- [EXERCISE PROMPT]: Retype the material in full, keeping every word the same.

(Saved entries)
##########
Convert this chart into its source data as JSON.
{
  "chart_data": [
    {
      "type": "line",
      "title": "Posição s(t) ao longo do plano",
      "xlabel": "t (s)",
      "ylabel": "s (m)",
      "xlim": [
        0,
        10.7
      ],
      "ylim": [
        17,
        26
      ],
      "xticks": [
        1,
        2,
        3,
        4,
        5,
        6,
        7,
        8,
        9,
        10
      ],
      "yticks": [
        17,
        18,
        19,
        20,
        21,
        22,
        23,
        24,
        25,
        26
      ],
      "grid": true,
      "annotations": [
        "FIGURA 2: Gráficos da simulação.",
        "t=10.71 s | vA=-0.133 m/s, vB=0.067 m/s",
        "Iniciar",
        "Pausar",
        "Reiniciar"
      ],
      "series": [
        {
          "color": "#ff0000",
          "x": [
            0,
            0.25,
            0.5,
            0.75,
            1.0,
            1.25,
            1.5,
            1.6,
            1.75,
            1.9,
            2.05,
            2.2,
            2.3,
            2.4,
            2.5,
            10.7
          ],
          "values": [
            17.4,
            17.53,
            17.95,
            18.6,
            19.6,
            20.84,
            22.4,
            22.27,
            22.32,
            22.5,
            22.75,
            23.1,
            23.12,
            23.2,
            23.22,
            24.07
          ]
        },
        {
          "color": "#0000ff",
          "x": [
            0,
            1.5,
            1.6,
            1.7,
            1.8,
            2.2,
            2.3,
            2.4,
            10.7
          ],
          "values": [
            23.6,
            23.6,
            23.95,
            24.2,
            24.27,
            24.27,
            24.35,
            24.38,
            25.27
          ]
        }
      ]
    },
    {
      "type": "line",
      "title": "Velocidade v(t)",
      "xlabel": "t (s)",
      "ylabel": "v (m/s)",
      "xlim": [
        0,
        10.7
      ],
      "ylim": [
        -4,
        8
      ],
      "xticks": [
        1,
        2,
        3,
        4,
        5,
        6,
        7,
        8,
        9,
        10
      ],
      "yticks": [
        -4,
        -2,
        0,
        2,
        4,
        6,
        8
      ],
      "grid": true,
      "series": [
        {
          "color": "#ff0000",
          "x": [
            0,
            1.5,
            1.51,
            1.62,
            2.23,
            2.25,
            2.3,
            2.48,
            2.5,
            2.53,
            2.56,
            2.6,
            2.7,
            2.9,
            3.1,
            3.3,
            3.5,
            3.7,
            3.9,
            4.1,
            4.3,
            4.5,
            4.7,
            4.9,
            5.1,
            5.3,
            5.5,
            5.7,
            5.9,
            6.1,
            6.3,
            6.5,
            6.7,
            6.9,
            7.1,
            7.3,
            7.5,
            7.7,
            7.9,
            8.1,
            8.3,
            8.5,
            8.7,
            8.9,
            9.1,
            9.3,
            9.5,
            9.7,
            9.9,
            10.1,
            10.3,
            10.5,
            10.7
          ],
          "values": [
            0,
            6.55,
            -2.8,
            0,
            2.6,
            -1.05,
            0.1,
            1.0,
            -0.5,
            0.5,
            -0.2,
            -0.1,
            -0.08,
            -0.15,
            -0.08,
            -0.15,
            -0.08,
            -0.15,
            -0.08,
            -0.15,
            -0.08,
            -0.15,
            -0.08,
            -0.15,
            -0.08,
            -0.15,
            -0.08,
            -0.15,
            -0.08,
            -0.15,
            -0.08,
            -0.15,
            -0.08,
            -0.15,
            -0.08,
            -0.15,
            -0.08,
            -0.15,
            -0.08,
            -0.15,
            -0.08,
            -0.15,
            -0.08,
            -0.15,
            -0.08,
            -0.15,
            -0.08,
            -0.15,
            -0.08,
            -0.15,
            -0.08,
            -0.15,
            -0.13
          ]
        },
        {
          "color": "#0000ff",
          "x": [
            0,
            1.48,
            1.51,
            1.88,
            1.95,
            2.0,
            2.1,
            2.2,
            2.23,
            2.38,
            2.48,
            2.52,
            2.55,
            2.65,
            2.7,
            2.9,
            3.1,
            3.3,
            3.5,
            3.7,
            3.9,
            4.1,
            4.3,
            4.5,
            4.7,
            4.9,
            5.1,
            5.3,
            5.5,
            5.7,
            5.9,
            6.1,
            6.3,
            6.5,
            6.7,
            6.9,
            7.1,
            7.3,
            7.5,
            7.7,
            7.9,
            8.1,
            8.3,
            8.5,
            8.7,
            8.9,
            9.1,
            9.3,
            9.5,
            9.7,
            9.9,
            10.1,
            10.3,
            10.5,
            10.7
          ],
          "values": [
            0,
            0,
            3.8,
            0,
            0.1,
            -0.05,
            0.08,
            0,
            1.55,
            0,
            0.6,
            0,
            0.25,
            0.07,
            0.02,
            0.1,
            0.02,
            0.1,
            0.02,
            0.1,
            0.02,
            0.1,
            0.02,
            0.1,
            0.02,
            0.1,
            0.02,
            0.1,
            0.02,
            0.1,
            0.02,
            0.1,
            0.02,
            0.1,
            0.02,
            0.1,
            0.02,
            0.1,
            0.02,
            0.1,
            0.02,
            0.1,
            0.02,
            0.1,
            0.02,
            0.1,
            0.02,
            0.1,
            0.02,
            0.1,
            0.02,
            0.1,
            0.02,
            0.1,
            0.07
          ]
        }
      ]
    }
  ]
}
##########
- [THE COMPLETED TASK]:
Convert this chart into its source data as JSON.
{
  "chart_data": [
    {
      "type": "line",
      "title": "Posição s(t) ao longo do plano",
      "xlabel": "t (s)",
      "ylabel": "s (m)",
      "xlim": [
        0,
        10.7
      ],
      "ylim": [
        17,
        26
      ],
      "xticks": [
        1,
        2,
        3,
        4,
        5,
        6,
        7,
        8,
        9,
        10
      ],
      "yticks": [
        17,
        18,
        19,
        20,
        21,
        22,
        23,
        24,
        25,
        26
      ],
      "grid": true,
      "annotations": [
        "FIGURA 2: Gráficos da simulação.",
        "t=10.71 s | vA=-0.133 m/s, vB=0.067 m/s",
        "Iniciar",
        "Pausar",
        "Reiniciar"
      ],
      "series": [
        {
          "color": "#ff0000",
          "x": [
            0,
            0.25,
            0.5,
            0.75,
            1.0,
            1.25,
            1.5,
            1.6,
            1.75,
            1.9,
            2.05,
            2.2,
            2.3,
            2.4,
            2.5,
            10.7
          ],
          "values": [
            17.4,
            17.53,
            17.95,
            18.6,
            19.6,
            20.84,
            22.4,
            22.27,
            22.32,
            22.5,
            22.75,
            23.1,
            23.12,
            23.2,
            23.22,
            24.07
          ]
        },
        {
          "color": "#0000ff",
          "x": [
            0,
            1.5,
            1.6,
            1.7,
            1.8,
            2.2,
            2.3,
            2.4,
            10.7
          ],
          "values": [
            23.6,
            23.6,
            23.95,
            24.2,
            24.27,
            24.27,
            24.35,
            24.38,
            25.27
          ]
        }
      ]
    },
    {
      "type": "line",
      "title": "Velocidade v(t)",
      "xlabel": "t (s)",
      "ylabel": "v (m/s)",
      "xlim": [
        0,
        10.7
      ],
      "ylim": [
        -4,
        8
      ],
      "xticks": [
        1,
        2,
        3,
        4,
        5,
        6,
        7,
        8,
        9,
        10
      ],
      "yticks": [
        -4,
        -2,
        0,
        2,
        4,
        6,
        8
      ],
      "grid": true,
      "series": [
        {
          "color": "#ff0000",
          "x": [
            0,
            1.5,
            1.51,
            1.62,
            2.23,
            2.25,
            2.3,
            2.48,
            2.5,
            2.53,
            2.56,
            2.6,
            2.7,
            2.9,
            3.1,
            3.3,
            3.5,
            3.7,
            3.9,
            4.1,
            4.3,
            4.5,
            4.7,
            4.9,
            5.1,
            5.3,
            5.5,
            5.7,
            5.9,
            6.1,
            6.3,
            6.5,
            6.7,
            6.9,
            7.1,
            7.3,
            7.5,
            7.7,
            7.9,
            8.1,
            8.3,
            8.5,
            8.7,
            8.9,
            9.1,
            9.3,
            9.5,
            9.7,
            9.9,
            10.1,
            10.3,
            10.5,
            10.7
          ],
          "values": [
            0,
            6.55,
            -2.8,
            0,
            2.6,
            -1.05,
            0.1,
            1.0,
            -0.5,
            0.5,
            -0.2,
            -0.1,
            -0.08,
            -0.15,
            -0.08,
            -0.15,
            -0.08,
            -0.15,
            -0.08,
            -0.15,
            -0.08,
            -0.15,
            -0.08,
            -0.15,
            -0.08,
            -0.15,
            -0.08,
            -0.15,
            -0.08,
            -0.15,
            -0.08,
            -0.15,
            -0.08,
            -0.15,
            -0.08,
            -0.15,
            -0.08,
            -0.15,
            -0.08,
            -0.15,
            -0.08,
            -0.15,
            -0.08,
            -0.15,
            -0.08,
            -0.15,
            -0.08,
            -0.15,
            -0.08,
            -0.15,
            -0.08,
            -0.15,
            -0.13
          ]
        },
        {
          "color": "#0000ff",
          "x": [
            0,
            1.48,
            1.51,
            1.88,
            1.95,
            2.0,
            2.1,
            2.2,
            2.23,
            2.38,
            2.48,
            2.52,
            2.55,
            2.65,
            2.7,
            2.9,
            3.1,
            3.3,
            3.5,
            3.7,
            3.9,
            4.1,
            4.3,
            4.5,
            4.7,
            4.9,
            5.1,
            5.3,
            5.5,
            5.7,
            5.9,
            6.1,
            6.3,
            6.5,
            6.7,
            6.9,
            7.1,
            7.3,
            7.5,
            7.7,
            7.9,
            8.1,
            8.3,
            8.5,
            8.7,
            8.9,
            9.1,
            9.3,
            9.5,
            9.7,
            9.9,
            10.1,
            10.3,
            10.5,
            10.7
          ],
          "values": [
            0,
            0,
            3.8,
            0,
            0.1,
            -0.05,
            0.08,
            0,
            1.55,
            0,
            0.6,
            0,
            0.25,
            0.07,
            0.02,
            0.1,
            0.02,
            0.1,
            0.02,
            0.1,
            0.02,
            0.1,
            0.02,
            0.1,
            0.02,
            0.1,
            0.02,
            0.1,
            0.02,
            0.1,
            0.02,
            0.1,
            0.02,
            0.1,
            0.02,
            0.1,
            0.02,
            0.1,
            0.02,
            0.1,
            0.02,
            0.1,
            0.02,
            0.1,
            0.02,
            0.1,
            0.02,
            0.1,
            0.02,
            0.1,
            0.02,
            0.1,
            0.02,
            0.1,
            0.07
          ]
        }
      ]
    }
  ]
}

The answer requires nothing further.